(Dataset excerpt)
====

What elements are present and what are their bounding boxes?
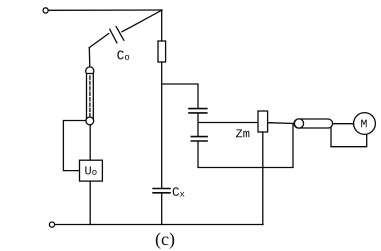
wire diagonal upper to Co	[122, 10, 162, 32]
capacitor C2 plate 1	[191, 136, 207, 138]
wire Zm right to cable	[268, 122, 295, 125]
wire diagonal lower from Co	[89, 34, 108, 48]
wire top rail	[48, 9, 162, 11]
capacitor C1 plate 1	[189, 108, 207, 110]
tubular resistor top electrode	[86, 67, 94, 75]
wire branch to divider caps	[162, 84, 198, 108]
svg-text:Cx: Cx	[172, 186, 185, 200]
svg-text:M: M	[360, 118, 367, 131]
capacitor C2 plate 2	[191, 140, 207, 142]
svg-text:Co: Co	[117, 48, 130, 63]
resistor R	[158, 41, 166, 62]
impedance Zm box	[258, 111, 268, 132]
svg-text:(c): (c)	[155, 229, 175, 250]
wire to tube top	[88, 48, 91, 68]
wire Cx bottom to rail	[161, 193, 163, 225]
capacitor Co plate 1	[116, 27, 124, 41]
tubular resistor dashed core	[89, 76, 91, 118]
wire C1 to C2	[197, 113, 199, 136]
cable body	[294, 119, 333, 128]
wire bottom rail	[55, 224, 263, 226]
tubular resistor body	[87, 74, 94, 121]
wire cable to meter M	[333, 123, 354, 125]
capacitor Co plate 2	[110, 29, 117, 43]
svg-text:Zm: Zm	[235, 127, 249, 141]
wire Zm bottom to rail	[262, 132, 264, 225]
source U0 box	[80, 160, 103, 181]
wire C2 bottom to cable left	[198, 124, 293, 167]
wire left branch tube to U0 left	[63, 121, 85, 171]
wire tap to Zm	[198, 122, 258, 124]
capacitor Cx plate 1	[153, 188, 170, 190]
wire U0 to bottom rail	[89, 181, 91, 224]
wire loop cable sheath to meter	[331, 128, 367, 147]
capacitor Cx plate 2	[153, 192, 170, 194]
wire corner to resistor R	[161, 10, 163, 41]
terminal top-left	[43, 8, 48, 13]
wire tube to U0 box	[89, 125, 91, 160]
capacitor C1 plate 2	[189, 112, 207, 114]
wire resistor to Cx	[161, 62, 163, 188]
terminal bottom-left	[49, 222, 54, 227]
cable end circle	[294, 119, 303, 128]
tubular resistor bottom electrode	[86, 117, 94, 125]
meter M circle	[354, 113, 376, 135]
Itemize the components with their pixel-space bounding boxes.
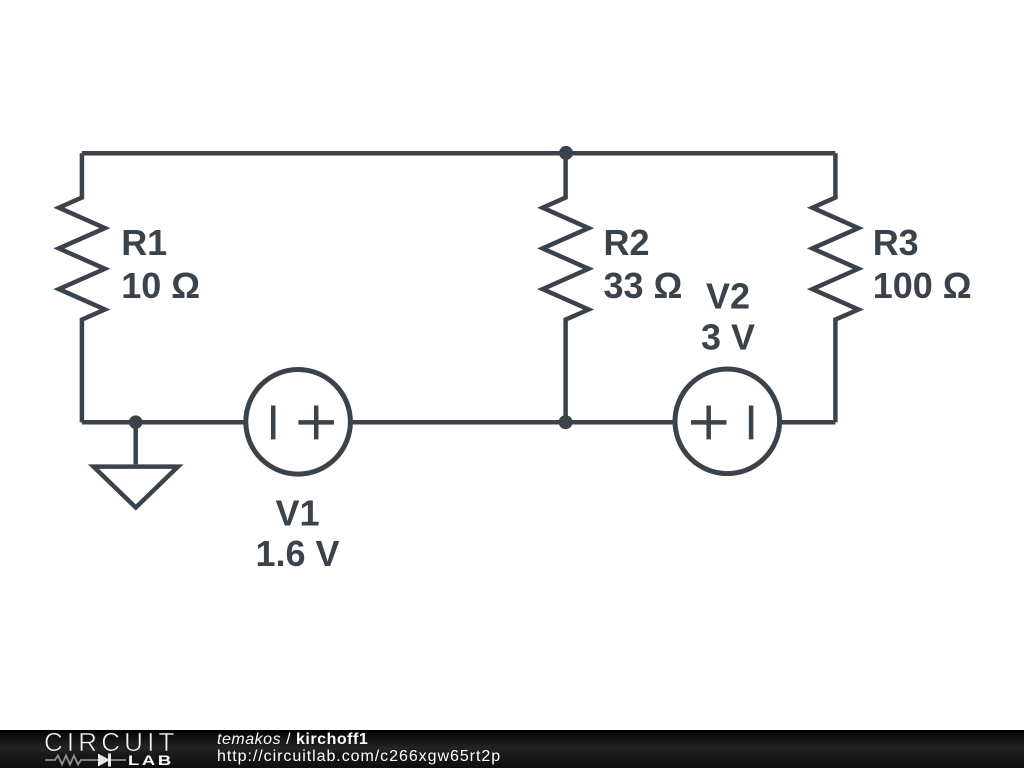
svg-text:V2: V2 [706, 276, 750, 317]
svg-text:10 Ω: 10 Ω [121, 265, 200, 306]
logo resistor-diode glyph [44, 752, 134, 768]
url line [217, 747, 501, 766]
footer bar [0, 730, 1024, 768]
logo LAB text [128, 752, 174, 768]
wire top net from R1 to R3 [82, 151, 836, 156]
svg-text:1.6 V: 1.6 V [255, 533, 339, 574]
voltage source V2 [675, 369, 780, 474]
wire bottom net from R1 to R3 [82, 420, 836, 425]
ground stub wire [133, 422, 138, 464]
resistor R1 [59, 153, 105, 422]
svg-text:R1: R1 [121, 222, 167, 263]
svg-text:V1: V1 [275, 493, 319, 534]
node junction top (R2/top net) [559, 146, 573, 160]
V2 polarity symbols [691, 406, 751, 440]
resistor R2 [543, 153, 589, 422]
ground [94, 467, 179, 508]
voltage source V1 [246, 370, 351, 475]
node junction ground [129, 415, 143, 429]
logo CIRCUIT text [44, 727, 179, 758]
resistor R3 [812, 153, 858, 422]
credit line [217, 730, 368, 749]
svg-text:100 Ω: 100 Ω [873, 265, 972, 306]
svg-text:R2: R2 [604, 222, 650, 263]
node junction bottom (R2/bottom net) [559, 415, 573, 429]
svg-text:33 Ω: 33 Ω [604, 265, 683, 306]
svg-text:3 V: 3 V [701, 317, 755, 358]
V1 polarity symbols [273, 406, 334, 440]
svg-text:R3: R3 [873, 222, 919, 263]
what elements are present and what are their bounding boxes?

====

» DO THIS: Put the lines above into a Markdown table with the columns "Row" for the row number and "Line" for the line, omitting blank lines and the pictures.

» EXPECTED ANSWER:
| Row | Line |
|---|---|
| 1 | What elements are present and what are their bounding boxes? |
| 2 | wire diagonal upper to Co	[122, 10, 162, 32] |
| 3 | capacitor C2 plate 1	[191, 136, 207, 138] |
| 4 | wire Zm right to cable	[268, 122, 295, 125] |
| 5 | wire diagonal lower from Co	[89, 34, 108, 48] |
| 6 | wire top rail	[48, 9, 162, 11] |
| 7 | capacitor C1 plate 1	[189, 108, 207, 110] |
| 8 | tubular resistor top electrode	[86, 67, 94, 75] |
| 9 | wire branch to divider caps	[162, 84, 198, 108] |
| 10 | svg-text:Cx: Cx	[172, 186, 185, 200] |
| 11 | svg-text:M: M	[360, 118, 367, 131] |
| 12 | capacitor C2 plate 2	[191, 140, 207, 142] |
| 13 | svg-text:Co: Co	[117, 48, 130, 63] |
| 14 | resistor R	[158, 41, 166, 62] |
| 15 | impedance Zm box	[258, 111, 268, 132] |
| 16 | svg-text:(c): (c)	[155, 229, 175, 250] |
| 17 | wire to tube top	[88, 48, 91, 68] |
| 18 | wire Cx bottom to rail	[161, 193, 163, 225] |
| 19 | capacitor Co plate 1	[116, 27, 124, 41] |
| 20 | tubular resistor dashed core	[89, 76, 91, 118] |
| 21 | wire C1 to C2	[197, 113, 199, 136] |
| 22 | cable body	[294, 119, 333, 128] |
| 23 | wire bottom rail	[55, 224, 263, 226] |
| 24 | tubular resistor body	[87, 74, 94, 121] |
| 25 | wire cable to meter M	[333, 123, 354, 125] |
| 26 | capacitor Co plate 2	[110, 29, 117, 43] |
| 27 | svg-text:Zm: Zm	[235, 127, 249, 141] |
| 28 | wire Zm bottom to rail	[262, 132, 264, 225] |
| 29 | source U0 box	[80, 160, 103, 181] |
| 30 | wire C2 bottom to cable left	[198, 124, 293, 167] |
| 31 | wire left branch tube to U0 left	[63, 121, 85, 171] |
| 32 | wire tap to Zm	[198, 122, 258, 124] |
| 33 | capacitor Cx plate 1	[153, 188, 170, 190] |
| 34 | wire U0 to bottom rail	[89, 181, 91, 224] |
| 35 | wire loop cable sheath to meter	[331, 128, 367, 147] |
| 36 | capacitor Cx plate 2	[153, 192, 170, 194] |
| 37 | wire corner to resistor R	[161, 10, 163, 41] |
| 38 | terminal top-left	[43, 8, 48, 13] |
| 39 | wire tube to U0 box	[89, 125, 91, 160] |
| 40 | capacitor C1 plate 2	[189, 112, 207, 114] |
| 41 | wire resistor to Cx	[161, 62, 163, 188] |
| 42 | terminal bottom-left	[49, 222, 54, 227] |
| 43 | cable end circle	[294, 119, 303, 128] |
| 44 | tubular resistor bottom electrode	[86, 117, 94, 125] |
| 45 | meter M circle	[354, 113, 376, 135] |
| 46 | Itemize the components with their pixel-space bounding boxes. |
| 47 | svg-text:V2: V2 [706, 276, 750, 317] |
| 48 | svg-text:10 Ω: 10 Ω [121, 265, 200, 306] |
| 49 | logo resistor-diode glyph [44, 752, 134, 768] |
| 50 | url line [217, 747, 501, 766] |
| 51 | footer bar [0, 730, 1024, 768] |
| 52 | logo LAB text [128, 752, 174, 768] |
| 53 | wire top net from R1 to R3 [82, 151, 836, 156] |
| 54 | svg-text:1.6 V: 1.6 V [255, 533, 339, 574] |
| 55 | voltage source V2 [675, 369, 780, 474] |
| 56 | wire bottom net from R1 to R3 [82, 420, 836, 425] |
| 57 | ground stub wire [133, 422, 138, 464] |
| 58 | resistor R1 [59, 153, 105, 422] |
| 59 | svg-text:R1: R1 [121, 222, 167, 263] |
| 60 | svg-text:V1: V1 [275, 493, 319, 534] |
| 61 | node junction top (R2/top net) [559, 146, 573, 160] |
| 62 | V2 polarity symbols [691, 406, 751, 440] |
| 63 | resistor R2 [543, 153, 589, 422] |
| 64 | ground [94, 467, 179, 508] |
| 65 | voltage source V1 [246, 370, 351, 475] |
| 66 | node junction ground [129, 415, 143, 429] |
| 67 | logo CIRCUIT text [44, 727, 179, 758] |
| 68 | resistor R3 [812, 153, 858, 422] |
| 69 | credit line [217, 730, 368, 749] |
| 70 | svg-text:100 Ω: 100 Ω [873, 265, 972, 306] |
| 71 | svg-text:R2: R2 [604, 222, 650, 263] |
| 72 | node junction bottom (R2/bottom net) [559, 415, 573, 429] |
| 73 | svg-text:33 Ω: 33 Ω [604, 265, 683, 306] |
| 74 | svg-text:3 V: 3 V [701, 317, 755, 358] |
| 75 | V1 polarity symbols [273, 406, 334, 440] |
| 76 | svg-text:R3: R3 [873, 222, 919, 263] |
| 77 | what elements are present and what are their bounding boxes? |